• **AVAILABLE DATA**:

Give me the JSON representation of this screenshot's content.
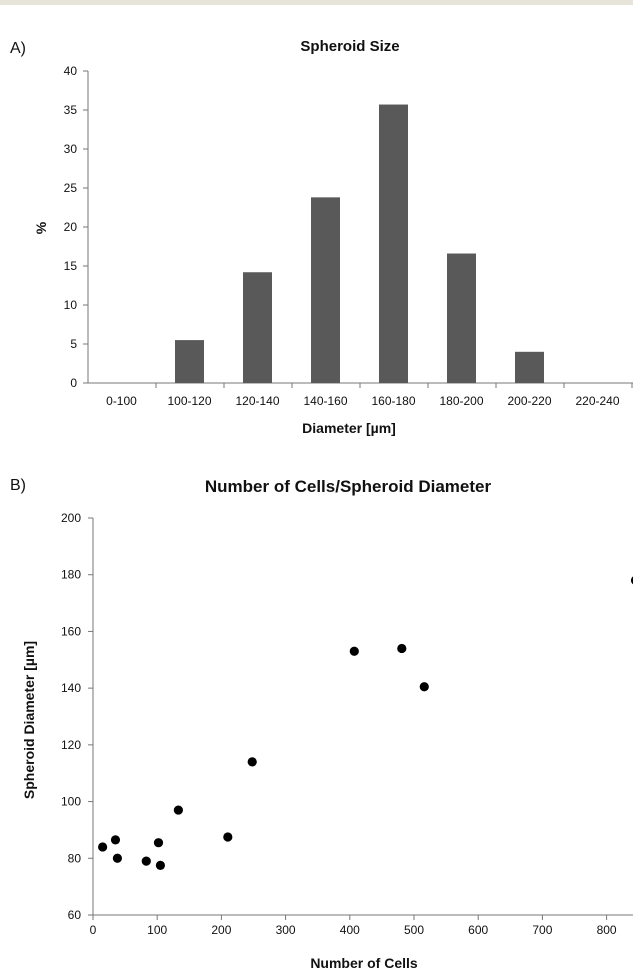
{
  "chart_data": [
    {
      "panel_label": "A)",
      "type": "bar",
      "title": "Spheroid Size",
      "xlabel": "Diameter [µm]",
      "ylabel": "%",
      "categories": [
        "0-100",
        "100-120",
        "120-140",
        "140-160",
        "160-180",
        "180-200",
        "200-220",
        "220-240"
      ],
      "values": [
        0,
        5.5,
        14.2,
        23.8,
        35.7,
        16.6,
        4.0,
        0
      ],
      "ylim": [
        0,
        40
      ],
      "yticks": [
        0,
        5,
        10,
        15,
        20,
        25,
        30,
        35,
        40
      ],
      "grid": false,
      "colors": {
        "bar": "#595959",
        "axis": "#777777"
      }
    },
    {
      "panel_label": "B)",
      "type": "scatter",
      "title": "Number of Cells/Spheroid Diameter",
      "xlabel": "Number of Cells",
      "ylabel": "Spheroid Diameter [µm]",
      "xlim": [
        0,
        845
      ],
      "ylim": [
        60,
        200
      ],
      "xticks": [
        0,
        100,
        200,
        300,
        400,
        500,
        600,
        700,
        800
      ],
      "yticks": [
        60,
        80,
        100,
        120,
        140,
        160,
        180,
        200
      ],
      "grid": false,
      "points": [
        {
          "x": 15,
          "y": 84
        },
        {
          "x": 35,
          "y": 86.5
        },
        {
          "x": 38,
          "y": 80
        },
        {
          "x": 83,
          "y": 79
        },
        {
          "x": 102,
          "y": 85.5
        },
        {
          "x": 105,
          "y": 77.5
        },
        {
          "x": 133,
          "y": 97
        },
        {
          "x": 210,
          "y": 87.5
        },
        {
          "x": 248,
          "y": 114
        },
        {
          "x": 407,
          "y": 153
        },
        {
          "x": 481,
          "y": 154
        },
        {
          "x": 516,
          "y": 140.5
        },
        {
          "x": 845,
          "y": 178
        }
      ],
      "colors": {
        "point": "#000000",
        "axis": "#777777"
      }
    }
  ]
}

• **WORK ITEM**:
Every entry in the listing is to be duplicated precisely, except for its pictures.

• **FINAL ANSWER**:
Give me the JSON representation of this screenshot's content.
{
  "chart_data": [
    {
      "panel_label": "A)",
      "type": "bar",
      "title": "Spheroid Size",
      "xlabel": "Diameter [µm]",
      "ylabel": "%",
      "categories": [
        "0-100",
        "100-120",
        "120-140",
        "140-160",
        "160-180",
        "180-200",
        "200-220",
        "220-240"
      ],
      "values": [
        0,
        5.5,
        14.2,
        23.8,
        35.7,
        16.6,
        4.0,
        0
      ],
      "ylim": [
        0,
        40
      ],
      "yticks": [
        0,
        5,
        10,
        15,
        20,
        25,
        30,
        35,
        40
      ],
      "grid": false,
      "colors": {
        "bar": "#595959",
        "axis": "#777777"
      }
    },
    {
      "panel_label": "B)",
      "type": "scatter",
      "title": "Number of Cells/Spheroid Diameter",
      "xlabel": "Number of Cells",
      "ylabel": "Spheroid Diameter [µm]",
      "xlim": [
        0,
        845
      ],
      "ylim": [
        60,
        200
      ],
      "xticks": [
        0,
        100,
        200,
        300,
        400,
        500,
        600,
        700,
        800
      ],
      "yticks": [
        60,
        80,
        100,
        120,
        140,
        160,
        180,
        200
      ],
      "grid": false,
      "points": [
        {
          "x": 15,
          "y": 84
        },
        {
          "x": 35,
          "y": 86.5
        },
        {
          "x": 38,
          "y": 80
        },
        {
          "x": 83,
          "y": 79
        },
        {
          "x": 102,
          "y": 85.5
        },
        {
          "x": 105,
          "y": 77.5
        },
        {
          "x": 133,
          "y": 97
        },
        {
          "x": 210,
          "y": 87.5
        },
        {
          "x": 248,
          "y": 114
        },
        {
          "x": 407,
          "y": 153
        },
        {
          "x": 481,
          "y": 154
        },
        {
          "x": 516,
          "y": 140.5
        },
        {
          "x": 845,
          "y": 178
        }
      ],
      "colors": {
        "point": "#000000",
        "axis": "#777777"
      }
    }
  ]
}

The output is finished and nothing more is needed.